_GIVEN TASK_
Go through the listing beneath this task and return every line that carries the string "barrel".

_DATA PROVIDED_
* * * * *

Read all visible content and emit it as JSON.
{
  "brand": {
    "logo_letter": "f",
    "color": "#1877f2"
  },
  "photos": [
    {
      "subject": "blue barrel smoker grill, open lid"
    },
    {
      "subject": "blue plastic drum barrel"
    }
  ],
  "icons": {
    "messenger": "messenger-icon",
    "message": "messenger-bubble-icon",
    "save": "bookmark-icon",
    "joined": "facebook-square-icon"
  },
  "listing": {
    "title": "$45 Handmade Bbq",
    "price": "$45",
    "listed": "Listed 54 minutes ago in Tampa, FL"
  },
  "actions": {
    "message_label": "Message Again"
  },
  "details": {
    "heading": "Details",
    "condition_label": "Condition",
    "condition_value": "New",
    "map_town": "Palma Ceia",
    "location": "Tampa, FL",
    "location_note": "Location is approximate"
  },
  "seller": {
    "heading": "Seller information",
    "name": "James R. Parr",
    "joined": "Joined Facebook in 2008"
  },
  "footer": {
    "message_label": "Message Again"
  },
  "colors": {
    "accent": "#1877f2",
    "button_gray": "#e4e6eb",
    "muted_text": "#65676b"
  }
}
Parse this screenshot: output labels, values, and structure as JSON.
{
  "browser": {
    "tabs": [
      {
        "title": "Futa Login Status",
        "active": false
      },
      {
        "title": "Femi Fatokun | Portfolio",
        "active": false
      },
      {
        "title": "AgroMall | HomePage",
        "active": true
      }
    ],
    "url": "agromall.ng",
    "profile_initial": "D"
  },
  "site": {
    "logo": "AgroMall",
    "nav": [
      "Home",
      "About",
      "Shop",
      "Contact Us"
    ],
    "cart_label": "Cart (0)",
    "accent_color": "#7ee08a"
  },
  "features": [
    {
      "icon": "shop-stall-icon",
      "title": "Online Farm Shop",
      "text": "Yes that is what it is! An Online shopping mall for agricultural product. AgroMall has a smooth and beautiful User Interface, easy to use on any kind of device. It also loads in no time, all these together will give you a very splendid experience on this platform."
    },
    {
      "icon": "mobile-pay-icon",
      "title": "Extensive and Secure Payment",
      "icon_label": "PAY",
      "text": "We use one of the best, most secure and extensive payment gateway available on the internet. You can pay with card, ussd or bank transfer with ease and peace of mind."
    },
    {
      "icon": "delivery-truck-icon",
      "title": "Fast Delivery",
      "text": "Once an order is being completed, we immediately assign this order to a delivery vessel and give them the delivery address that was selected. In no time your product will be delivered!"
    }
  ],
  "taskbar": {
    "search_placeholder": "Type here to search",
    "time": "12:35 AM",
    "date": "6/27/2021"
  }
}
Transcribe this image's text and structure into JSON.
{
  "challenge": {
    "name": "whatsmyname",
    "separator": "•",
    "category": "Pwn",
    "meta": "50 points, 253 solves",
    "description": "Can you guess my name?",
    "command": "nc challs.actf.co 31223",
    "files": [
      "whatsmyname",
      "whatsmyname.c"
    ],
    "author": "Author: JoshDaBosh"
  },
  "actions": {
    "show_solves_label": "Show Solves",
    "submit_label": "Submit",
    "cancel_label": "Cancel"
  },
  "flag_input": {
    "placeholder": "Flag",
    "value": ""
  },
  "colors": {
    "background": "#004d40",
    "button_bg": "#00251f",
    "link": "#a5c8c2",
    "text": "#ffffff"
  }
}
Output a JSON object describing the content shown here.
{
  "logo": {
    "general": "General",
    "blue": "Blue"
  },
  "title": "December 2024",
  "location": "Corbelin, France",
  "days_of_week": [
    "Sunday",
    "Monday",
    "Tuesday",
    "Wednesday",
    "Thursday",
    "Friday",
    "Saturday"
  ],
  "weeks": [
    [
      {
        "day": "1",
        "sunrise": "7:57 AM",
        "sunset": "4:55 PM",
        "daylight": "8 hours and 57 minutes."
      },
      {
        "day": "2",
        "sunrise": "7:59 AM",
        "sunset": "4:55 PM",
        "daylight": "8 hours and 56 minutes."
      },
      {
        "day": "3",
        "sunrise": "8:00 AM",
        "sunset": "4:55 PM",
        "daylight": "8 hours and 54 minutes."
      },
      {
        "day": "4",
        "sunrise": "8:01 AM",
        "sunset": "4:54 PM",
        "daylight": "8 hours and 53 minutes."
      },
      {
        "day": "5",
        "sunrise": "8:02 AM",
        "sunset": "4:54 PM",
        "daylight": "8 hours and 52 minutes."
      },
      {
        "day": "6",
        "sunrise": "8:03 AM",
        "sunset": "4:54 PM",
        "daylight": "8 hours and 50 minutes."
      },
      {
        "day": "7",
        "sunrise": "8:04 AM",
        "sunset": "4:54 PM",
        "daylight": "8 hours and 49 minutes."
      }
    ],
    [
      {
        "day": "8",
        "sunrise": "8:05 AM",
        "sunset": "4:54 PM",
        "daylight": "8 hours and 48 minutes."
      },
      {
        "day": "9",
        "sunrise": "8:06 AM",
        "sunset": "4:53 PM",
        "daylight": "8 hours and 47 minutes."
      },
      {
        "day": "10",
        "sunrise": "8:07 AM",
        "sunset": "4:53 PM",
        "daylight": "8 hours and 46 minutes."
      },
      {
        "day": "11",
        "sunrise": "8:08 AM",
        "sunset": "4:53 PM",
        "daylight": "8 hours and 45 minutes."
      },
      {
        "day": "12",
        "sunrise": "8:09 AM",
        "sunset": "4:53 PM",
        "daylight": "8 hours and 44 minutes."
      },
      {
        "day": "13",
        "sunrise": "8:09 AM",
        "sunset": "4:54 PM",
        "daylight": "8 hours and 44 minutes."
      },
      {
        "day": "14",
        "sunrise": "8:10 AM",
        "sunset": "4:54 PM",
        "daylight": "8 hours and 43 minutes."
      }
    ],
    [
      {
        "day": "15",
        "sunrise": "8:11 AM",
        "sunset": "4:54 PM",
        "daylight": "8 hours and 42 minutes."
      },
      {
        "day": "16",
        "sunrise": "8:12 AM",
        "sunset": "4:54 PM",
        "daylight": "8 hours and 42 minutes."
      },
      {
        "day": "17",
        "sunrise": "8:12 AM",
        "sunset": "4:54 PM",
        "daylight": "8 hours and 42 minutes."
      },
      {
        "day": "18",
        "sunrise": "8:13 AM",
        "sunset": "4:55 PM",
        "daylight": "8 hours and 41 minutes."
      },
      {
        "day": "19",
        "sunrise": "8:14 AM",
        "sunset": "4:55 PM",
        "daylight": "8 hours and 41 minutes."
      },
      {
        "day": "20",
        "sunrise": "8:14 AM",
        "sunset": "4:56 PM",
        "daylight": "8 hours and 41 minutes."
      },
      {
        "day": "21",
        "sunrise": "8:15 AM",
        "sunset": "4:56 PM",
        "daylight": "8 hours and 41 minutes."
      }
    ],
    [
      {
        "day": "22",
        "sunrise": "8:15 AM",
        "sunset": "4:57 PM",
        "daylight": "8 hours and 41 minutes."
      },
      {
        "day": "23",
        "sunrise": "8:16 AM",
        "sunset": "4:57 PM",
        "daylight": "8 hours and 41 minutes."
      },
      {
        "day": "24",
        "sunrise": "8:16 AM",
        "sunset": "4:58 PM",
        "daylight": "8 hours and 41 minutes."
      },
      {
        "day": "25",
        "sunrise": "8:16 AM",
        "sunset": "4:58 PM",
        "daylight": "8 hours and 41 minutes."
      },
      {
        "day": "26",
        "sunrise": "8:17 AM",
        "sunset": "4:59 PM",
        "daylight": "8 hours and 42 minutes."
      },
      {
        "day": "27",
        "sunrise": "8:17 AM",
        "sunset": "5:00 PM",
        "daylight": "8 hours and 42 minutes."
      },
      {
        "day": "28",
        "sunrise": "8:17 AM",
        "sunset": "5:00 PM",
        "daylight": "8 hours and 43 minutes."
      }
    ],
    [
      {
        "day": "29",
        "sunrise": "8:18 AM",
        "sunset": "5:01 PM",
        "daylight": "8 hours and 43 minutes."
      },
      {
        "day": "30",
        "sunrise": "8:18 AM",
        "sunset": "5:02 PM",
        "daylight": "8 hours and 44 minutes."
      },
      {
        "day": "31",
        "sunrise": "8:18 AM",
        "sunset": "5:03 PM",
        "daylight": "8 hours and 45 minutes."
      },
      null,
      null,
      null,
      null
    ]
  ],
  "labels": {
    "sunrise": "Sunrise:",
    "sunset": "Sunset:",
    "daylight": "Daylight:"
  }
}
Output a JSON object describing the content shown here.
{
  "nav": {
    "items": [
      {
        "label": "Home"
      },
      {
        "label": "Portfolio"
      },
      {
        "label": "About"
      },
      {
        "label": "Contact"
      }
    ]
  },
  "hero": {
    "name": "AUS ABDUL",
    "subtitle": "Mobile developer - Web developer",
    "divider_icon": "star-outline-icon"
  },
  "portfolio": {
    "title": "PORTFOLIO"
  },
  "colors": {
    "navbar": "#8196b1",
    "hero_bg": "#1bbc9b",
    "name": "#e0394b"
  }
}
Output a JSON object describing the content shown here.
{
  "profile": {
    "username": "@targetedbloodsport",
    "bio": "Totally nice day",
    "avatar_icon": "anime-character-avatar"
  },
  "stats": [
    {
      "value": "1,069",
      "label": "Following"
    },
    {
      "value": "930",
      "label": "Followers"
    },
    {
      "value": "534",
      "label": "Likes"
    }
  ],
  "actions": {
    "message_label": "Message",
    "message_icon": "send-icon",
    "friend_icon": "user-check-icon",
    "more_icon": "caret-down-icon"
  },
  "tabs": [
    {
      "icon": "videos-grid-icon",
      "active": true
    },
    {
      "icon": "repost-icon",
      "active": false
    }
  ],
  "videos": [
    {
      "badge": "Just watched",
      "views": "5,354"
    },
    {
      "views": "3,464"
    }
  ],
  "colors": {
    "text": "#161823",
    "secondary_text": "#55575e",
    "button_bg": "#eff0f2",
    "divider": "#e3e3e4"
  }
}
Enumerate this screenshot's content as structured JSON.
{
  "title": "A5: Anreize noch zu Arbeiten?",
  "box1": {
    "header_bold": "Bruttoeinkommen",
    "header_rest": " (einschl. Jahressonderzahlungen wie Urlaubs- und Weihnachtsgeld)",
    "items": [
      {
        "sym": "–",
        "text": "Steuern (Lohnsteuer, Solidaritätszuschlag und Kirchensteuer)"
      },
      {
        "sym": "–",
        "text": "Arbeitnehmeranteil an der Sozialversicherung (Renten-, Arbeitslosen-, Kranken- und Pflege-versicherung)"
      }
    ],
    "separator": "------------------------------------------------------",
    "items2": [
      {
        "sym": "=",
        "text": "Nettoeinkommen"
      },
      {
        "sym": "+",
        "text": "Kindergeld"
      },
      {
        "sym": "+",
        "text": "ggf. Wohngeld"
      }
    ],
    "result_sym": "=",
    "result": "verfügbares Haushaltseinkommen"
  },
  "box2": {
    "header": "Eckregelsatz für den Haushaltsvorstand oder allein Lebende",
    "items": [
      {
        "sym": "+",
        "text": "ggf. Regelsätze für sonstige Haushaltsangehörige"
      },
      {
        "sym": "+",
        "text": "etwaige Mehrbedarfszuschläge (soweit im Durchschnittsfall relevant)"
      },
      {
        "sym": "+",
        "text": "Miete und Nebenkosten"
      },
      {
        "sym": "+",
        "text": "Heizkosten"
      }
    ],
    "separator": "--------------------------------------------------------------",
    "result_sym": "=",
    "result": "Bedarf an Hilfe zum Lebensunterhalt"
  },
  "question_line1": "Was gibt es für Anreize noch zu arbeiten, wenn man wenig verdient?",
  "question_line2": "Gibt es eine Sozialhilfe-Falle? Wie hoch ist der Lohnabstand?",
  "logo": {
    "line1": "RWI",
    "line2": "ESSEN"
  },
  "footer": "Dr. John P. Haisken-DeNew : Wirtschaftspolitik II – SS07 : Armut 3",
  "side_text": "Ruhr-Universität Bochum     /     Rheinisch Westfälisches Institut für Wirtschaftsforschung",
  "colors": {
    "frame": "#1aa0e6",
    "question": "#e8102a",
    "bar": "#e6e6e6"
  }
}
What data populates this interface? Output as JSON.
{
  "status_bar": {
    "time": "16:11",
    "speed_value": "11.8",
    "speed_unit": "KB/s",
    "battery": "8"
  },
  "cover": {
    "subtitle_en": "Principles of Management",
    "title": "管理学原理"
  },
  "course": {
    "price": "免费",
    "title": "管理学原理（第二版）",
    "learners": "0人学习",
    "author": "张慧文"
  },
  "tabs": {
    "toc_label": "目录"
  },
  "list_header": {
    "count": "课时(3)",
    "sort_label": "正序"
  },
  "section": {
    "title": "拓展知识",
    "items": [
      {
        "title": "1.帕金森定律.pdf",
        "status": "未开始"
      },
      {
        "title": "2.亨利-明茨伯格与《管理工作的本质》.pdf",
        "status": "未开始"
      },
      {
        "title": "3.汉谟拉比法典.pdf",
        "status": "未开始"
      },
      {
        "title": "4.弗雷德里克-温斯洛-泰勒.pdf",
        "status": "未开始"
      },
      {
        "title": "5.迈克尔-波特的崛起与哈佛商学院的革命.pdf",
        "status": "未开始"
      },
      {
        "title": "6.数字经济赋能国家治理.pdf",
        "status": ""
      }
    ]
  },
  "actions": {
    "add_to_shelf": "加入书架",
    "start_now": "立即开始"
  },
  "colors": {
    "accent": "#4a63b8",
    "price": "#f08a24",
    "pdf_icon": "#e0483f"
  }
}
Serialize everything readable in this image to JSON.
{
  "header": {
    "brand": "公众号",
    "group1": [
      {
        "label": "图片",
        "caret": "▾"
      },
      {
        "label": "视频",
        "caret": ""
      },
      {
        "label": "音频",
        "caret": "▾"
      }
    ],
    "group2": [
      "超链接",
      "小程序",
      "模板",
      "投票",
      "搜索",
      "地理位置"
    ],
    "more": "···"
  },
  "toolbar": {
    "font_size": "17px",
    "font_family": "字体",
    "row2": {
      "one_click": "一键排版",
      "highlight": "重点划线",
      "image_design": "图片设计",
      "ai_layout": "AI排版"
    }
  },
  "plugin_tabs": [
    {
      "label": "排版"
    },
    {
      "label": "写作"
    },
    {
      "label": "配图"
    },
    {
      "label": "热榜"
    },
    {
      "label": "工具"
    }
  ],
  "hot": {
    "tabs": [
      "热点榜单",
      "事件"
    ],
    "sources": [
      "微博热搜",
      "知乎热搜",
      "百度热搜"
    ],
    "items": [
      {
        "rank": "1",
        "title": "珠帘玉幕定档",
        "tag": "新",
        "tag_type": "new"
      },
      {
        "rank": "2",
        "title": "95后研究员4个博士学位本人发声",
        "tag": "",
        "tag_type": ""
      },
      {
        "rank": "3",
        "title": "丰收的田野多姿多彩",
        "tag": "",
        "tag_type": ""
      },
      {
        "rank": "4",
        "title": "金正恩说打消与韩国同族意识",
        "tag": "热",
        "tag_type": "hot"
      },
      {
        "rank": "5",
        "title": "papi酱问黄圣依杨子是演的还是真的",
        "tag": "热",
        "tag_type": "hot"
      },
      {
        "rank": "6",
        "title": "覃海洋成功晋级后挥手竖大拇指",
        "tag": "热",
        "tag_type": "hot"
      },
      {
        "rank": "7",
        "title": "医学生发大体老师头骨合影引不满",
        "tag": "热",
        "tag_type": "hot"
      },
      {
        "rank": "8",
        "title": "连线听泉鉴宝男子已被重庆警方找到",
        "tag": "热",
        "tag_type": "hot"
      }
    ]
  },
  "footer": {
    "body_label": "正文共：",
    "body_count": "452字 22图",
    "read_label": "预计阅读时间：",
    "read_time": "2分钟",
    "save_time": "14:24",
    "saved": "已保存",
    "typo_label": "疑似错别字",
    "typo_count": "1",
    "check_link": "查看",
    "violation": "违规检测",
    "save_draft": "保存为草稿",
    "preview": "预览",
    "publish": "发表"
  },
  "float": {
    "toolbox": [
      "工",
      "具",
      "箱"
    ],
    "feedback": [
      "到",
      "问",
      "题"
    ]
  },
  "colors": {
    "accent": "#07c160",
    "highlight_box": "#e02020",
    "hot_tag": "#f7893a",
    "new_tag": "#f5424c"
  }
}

* * * * *

_ANSWER TO THE TASK_
      "subject": "blue barrel smoker grill, open lid"
      "subject": "blue plastic drum barrel"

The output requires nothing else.